Task to complete – Starting at the beginning of the listing and ending at the line that contains "pie-side-wall bbox=[96, 507, 253, 671]", rewrite those lines with "info-box-pointer" renamed to "callout-pointer". Leave everything else unchanged.

Recorded data –
-=-=-=-=-

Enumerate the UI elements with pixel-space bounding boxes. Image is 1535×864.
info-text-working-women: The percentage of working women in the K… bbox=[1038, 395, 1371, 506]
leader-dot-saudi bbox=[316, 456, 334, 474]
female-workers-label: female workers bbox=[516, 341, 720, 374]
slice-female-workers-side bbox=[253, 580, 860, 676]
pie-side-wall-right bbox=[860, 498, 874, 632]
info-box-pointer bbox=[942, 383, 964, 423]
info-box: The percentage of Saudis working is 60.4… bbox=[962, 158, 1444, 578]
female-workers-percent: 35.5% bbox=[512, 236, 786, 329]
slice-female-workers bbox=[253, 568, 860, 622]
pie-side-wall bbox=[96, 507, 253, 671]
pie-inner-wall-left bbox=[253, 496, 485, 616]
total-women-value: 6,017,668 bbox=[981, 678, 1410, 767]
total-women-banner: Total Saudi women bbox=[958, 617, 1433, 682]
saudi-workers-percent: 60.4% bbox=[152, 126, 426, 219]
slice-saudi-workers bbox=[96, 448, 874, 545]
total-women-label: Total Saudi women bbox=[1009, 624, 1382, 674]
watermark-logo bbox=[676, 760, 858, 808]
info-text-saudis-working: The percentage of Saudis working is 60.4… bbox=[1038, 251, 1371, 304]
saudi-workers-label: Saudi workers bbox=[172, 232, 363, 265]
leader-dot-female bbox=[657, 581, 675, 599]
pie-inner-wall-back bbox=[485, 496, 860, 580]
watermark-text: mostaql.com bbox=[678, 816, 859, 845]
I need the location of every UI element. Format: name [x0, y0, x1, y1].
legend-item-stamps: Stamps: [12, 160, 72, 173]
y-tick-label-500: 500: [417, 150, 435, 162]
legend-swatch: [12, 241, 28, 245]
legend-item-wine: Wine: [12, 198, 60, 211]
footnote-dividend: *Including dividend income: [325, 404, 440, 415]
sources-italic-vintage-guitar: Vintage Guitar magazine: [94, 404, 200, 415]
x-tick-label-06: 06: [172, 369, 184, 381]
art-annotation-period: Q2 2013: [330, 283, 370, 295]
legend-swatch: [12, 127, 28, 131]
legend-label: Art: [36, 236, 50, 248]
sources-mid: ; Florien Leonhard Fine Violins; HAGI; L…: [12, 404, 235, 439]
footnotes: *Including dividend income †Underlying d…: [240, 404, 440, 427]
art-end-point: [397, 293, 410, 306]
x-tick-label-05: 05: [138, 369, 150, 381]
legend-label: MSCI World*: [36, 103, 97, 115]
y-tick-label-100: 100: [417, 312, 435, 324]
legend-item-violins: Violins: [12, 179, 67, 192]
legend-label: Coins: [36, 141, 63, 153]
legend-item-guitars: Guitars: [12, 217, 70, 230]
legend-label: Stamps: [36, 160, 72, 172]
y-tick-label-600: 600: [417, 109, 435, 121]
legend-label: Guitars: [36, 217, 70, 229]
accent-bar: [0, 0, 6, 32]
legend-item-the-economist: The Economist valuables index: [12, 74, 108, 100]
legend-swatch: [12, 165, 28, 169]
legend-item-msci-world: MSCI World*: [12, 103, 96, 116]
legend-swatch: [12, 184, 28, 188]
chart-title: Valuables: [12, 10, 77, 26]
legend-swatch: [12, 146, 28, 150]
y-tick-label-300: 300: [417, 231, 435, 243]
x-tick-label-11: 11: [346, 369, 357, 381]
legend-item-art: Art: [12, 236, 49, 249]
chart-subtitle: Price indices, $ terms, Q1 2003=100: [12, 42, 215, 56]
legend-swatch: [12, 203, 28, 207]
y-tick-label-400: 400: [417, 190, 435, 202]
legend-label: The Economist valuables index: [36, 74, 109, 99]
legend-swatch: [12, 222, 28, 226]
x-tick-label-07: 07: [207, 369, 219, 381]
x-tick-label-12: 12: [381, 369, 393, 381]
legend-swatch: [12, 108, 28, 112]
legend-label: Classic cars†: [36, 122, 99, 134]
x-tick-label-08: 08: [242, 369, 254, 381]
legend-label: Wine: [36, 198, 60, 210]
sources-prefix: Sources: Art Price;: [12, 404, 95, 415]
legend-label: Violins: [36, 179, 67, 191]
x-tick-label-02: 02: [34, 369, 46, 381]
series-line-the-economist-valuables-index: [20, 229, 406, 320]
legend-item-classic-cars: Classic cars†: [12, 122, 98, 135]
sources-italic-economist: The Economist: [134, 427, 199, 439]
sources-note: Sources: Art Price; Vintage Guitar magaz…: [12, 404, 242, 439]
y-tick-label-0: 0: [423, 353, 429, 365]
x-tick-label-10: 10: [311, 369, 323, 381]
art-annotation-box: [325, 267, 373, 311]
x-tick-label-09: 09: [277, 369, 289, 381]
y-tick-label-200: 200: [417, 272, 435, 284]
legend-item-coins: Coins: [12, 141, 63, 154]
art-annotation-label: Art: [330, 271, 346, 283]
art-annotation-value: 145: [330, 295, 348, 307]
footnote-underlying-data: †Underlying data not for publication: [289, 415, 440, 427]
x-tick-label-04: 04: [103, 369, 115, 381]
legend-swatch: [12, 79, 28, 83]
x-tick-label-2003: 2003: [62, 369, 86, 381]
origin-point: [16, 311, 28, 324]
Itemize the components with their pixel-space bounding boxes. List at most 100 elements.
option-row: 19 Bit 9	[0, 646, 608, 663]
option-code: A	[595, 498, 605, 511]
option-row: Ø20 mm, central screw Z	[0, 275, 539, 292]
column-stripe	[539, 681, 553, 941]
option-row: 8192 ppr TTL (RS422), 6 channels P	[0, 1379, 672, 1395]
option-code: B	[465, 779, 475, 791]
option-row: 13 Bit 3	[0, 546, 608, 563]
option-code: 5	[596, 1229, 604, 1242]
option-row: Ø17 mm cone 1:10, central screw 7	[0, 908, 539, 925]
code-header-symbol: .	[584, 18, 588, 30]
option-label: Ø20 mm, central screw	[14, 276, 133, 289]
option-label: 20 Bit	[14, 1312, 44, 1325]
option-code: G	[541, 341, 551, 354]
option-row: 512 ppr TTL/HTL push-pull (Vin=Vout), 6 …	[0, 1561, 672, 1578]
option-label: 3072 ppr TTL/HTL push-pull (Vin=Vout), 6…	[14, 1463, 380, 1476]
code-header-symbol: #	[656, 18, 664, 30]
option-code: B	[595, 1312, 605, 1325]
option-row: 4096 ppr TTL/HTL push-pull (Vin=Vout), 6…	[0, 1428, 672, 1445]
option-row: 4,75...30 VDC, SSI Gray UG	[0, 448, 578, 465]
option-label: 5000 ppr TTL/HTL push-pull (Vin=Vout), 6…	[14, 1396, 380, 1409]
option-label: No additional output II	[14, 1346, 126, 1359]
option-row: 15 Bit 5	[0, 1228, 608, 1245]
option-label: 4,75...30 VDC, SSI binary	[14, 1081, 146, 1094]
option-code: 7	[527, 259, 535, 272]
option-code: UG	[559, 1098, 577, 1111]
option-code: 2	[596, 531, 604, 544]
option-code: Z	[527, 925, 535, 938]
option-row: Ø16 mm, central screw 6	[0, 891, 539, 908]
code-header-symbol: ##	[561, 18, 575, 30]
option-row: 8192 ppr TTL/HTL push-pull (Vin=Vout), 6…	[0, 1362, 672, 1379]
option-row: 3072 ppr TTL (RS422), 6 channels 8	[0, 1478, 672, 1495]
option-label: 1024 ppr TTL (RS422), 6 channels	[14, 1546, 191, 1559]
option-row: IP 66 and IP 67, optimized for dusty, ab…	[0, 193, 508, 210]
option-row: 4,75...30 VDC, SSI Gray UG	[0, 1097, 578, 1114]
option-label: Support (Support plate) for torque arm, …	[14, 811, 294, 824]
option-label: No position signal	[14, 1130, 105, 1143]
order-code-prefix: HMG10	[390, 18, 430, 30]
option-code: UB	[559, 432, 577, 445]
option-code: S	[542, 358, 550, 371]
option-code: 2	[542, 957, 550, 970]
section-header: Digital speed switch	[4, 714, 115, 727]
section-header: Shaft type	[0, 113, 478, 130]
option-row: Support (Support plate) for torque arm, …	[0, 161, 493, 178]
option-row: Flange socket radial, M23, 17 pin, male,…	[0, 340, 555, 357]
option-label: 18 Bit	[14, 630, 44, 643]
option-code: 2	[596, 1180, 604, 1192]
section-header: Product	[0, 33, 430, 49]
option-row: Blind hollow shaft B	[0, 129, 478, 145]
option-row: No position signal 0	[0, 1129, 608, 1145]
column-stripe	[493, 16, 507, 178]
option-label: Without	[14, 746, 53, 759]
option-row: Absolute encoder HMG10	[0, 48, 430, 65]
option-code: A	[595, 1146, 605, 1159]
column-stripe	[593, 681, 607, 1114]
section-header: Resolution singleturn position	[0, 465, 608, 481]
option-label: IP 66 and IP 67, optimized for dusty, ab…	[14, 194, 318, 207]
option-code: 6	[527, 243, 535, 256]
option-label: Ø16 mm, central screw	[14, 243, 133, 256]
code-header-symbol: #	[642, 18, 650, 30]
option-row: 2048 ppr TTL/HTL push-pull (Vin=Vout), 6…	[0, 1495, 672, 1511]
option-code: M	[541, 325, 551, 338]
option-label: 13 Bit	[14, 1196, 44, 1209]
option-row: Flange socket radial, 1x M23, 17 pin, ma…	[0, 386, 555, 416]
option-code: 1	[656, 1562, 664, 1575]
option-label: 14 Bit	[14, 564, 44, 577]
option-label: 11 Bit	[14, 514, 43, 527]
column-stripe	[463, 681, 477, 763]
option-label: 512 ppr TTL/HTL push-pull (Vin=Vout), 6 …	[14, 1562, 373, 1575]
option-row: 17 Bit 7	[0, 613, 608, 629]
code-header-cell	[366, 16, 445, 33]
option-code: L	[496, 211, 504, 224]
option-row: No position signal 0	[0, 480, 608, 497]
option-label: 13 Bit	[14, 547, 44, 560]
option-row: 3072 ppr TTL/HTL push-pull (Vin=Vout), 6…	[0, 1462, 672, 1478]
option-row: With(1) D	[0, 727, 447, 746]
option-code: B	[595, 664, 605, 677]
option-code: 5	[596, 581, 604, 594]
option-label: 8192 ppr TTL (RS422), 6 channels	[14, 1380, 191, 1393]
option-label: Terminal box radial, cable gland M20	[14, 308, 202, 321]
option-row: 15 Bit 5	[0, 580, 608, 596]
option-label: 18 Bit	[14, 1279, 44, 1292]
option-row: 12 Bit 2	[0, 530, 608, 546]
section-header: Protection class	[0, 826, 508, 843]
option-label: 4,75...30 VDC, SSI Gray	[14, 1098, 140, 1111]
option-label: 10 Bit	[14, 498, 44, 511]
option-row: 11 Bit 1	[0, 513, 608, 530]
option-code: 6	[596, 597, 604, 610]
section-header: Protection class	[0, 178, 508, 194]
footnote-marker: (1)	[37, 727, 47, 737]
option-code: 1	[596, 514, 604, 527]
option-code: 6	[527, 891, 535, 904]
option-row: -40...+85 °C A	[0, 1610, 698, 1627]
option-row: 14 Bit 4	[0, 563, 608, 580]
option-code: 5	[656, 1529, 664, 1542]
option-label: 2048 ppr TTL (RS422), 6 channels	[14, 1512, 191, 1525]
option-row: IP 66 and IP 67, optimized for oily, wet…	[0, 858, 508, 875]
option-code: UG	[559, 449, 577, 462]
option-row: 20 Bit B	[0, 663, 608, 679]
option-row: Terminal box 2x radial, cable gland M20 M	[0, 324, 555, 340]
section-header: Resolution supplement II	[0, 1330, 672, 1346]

-=-=-=-=-

Solution to this task –
Enumerate the UI elements with pixel-space bounding boxes. Image is 1535×864.
info-text-working-women: The percentage of working women in the K… bbox=[1038, 395, 1371, 506]
leader-dot-saudi bbox=[316, 456, 334, 474]
female-workers-label: female workers bbox=[516, 341, 720, 374]
slice-female-workers-side bbox=[253, 580, 860, 676]
pie-side-wall-right bbox=[860, 498, 874, 632]
callout-pointer bbox=[942, 383, 964, 423]
info-box: The percentage of Saudis working is 60.4… bbox=[962, 158, 1444, 578]
female-workers-percent: 35.5% bbox=[512, 236, 786, 329]
slice-female-workers bbox=[253, 568, 860, 622]
pie-side-wall bbox=[96, 507, 253, 671]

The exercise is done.